* [Problem statement]: Extract from the listing each line in which the word "SlidingBeams" appears.

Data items
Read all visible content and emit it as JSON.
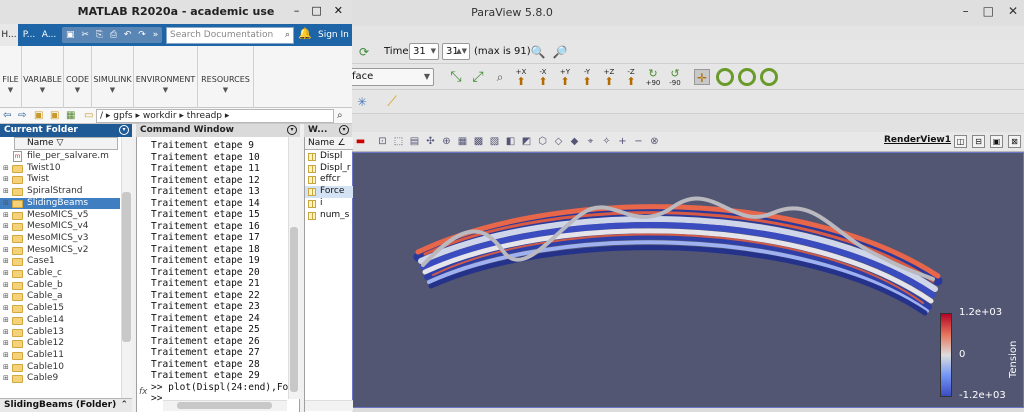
{
  "paraview": {
    "window_title": "ParaView 5.8.0",
    "win_buttons": [
      "–",
      "□",
      "✕"
    ],
    "time_label": "Time:",
    "time_value": "31",
    "time_step": "31",
    "time_max": "(max is 91)",
    "representation": "face",
    "axis_buttons": [
      "+X",
      "-X",
      "+Y",
      "-Y",
      "+Z",
      "-Z"
    ],
    "rotate_buttons": [
      "+90",
      "-90"
    ],
    "render_view_label": "RenderView1",
    "legend": {
      "max": "1.2e+03",
      "mid": "0",
      "min": "-1.2e+03",
      "title": "Tension"
    },
    "background_color": "#525672"
  },
  "matlab": {
    "window_title": "MATLAB R2020a - academic use",
    "win_buttons": [
      "–",
      "□",
      "✕"
    ],
    "ribbon_tabs": [
      "H...",
      "P...",
      "A..."
    ],
    "search_placeholder": "Search Documentation",
    "sign_in": "Sign In",
    "ribbon_sections": [
      "FILE",
      "VARIABLE",
      "CODE",
      "SIMULINK",
      "ENVIRONMENT",
      "RESOURCES"
    ],
    "path_segments": [
      "/",
      "gpfs",
      "workdir",
      "threadp"
    ],
    "current_folder": {
      "title": "Current Folder",
      "column_name": "Name",
      "sort_indicator": "▽",
      "items": [
        {
          "name": "file_per_salvare.m",
          "type": "file",
          "selected": false
        },
        {
          "name": "Twist10",
          "type": "folder",
          "selected": false
        },
        {
          "name": "Twist",
          "type": "folder",
          "selected": false
        },
        {
          "name": "SpiralStrand",
          "type": "folder",
          "selected": false
        },
        {
          "name": "SlidingBeams",
          "type": "folder",
          "selected": true
        },
        {
          "name": "MesoMICS_v5",
          "type": "folder",
          "selected": false
        },
        {
          "name": "MesoMICS_v4",
          "type": "folder",
          "selected": false
        },
        {
          "name": "MesoMICS_v3",
          "type": "folder",
          "selected": false
        },
        {
          "name": "MesoMICS_v2",
          "type": "folder",
          "selected": false
        },
        {
          "name": "Case1",
          "type": "folder",
          "selected": false
        },
        {
          "name": "Cable_c",
          "type": "folder",
          "selected": false
        },
        {
          "name": "Cable_b",
          "type": "folder",
          "selected": false
        },
        {
          "name": "Cable_a",
          "type": "folder",
          "selected": false
        },
        {
          "name": "Cable15",
          "type": "folder",
          "selected": false
        },
        {
          "name": "Cable14",
          "type": "folder",
          "selected": false
        },
        {
          "name": "Cable13",
          "type": "folder",
          "selected": false
        },
        {
          "name": "Cable12",
          "type": "folder",
          "selected": false
        },
        {
          "name": "Cable11",
          "type": "folder",
          "selected": false
        },
        {
          "name": "Cable10",
          "type": "folder",
          "selected": false
        },
        {
          "name": "Cable9",
          "type": "folder",
          "selected": false
        }
      ],
      "status": "SlidingBeams  (Folder)"
    },
    "command_window": {
      "title": "Command Window",
      "lines": [
        "Traitement etape 9",
        "Traitement etape 10",
        "Traitement etape 11",
        "Traitement etape 12",
        "Traitement etape 13",
        "Traitement etape 14",
        "Traitement etape 15",
        "Traitement etape 16",
        "Traitement etape 17",
        "Traitement etape 18",
        "Traitement etape 19",
        "Traitement etape 20",
        "Traitement etape 21",
        "Traitement etape 22",
        "Traitement etape 23",
        "Traitement etape 24",
        "Traitement etape 25",
        "Traitement etape 26",
        "Traitement etape 27",
        "Traitement etape 28",
        "Traitement etape 29",
        ">> plot(Displ(24:end),Forc",
        ">>"
      ],
      "fx": "fx"
    },
    "workspace": {
      "title": "W...",
      "column_name": "Name",
      "sort_indicator": "∠",
      "items": [
        {
          "name": "Displ",
          "selected": false
        },
        {
          "name": "Displ_r",
          "selected": false
        },
        {
          "name": "effcr",
          "selected": false
        },
        {
          "name": "Force",
          "selected": true
        },
        {
          "name": "i",
          "selected": false
        },
        {
          "name": "num_s",
          "selected": false
        }
      ]
    }
  }
}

* [Solution for this exercise]:
          "name": "SlidingBeams",
      "status": "SlidingBeams  (Folder)"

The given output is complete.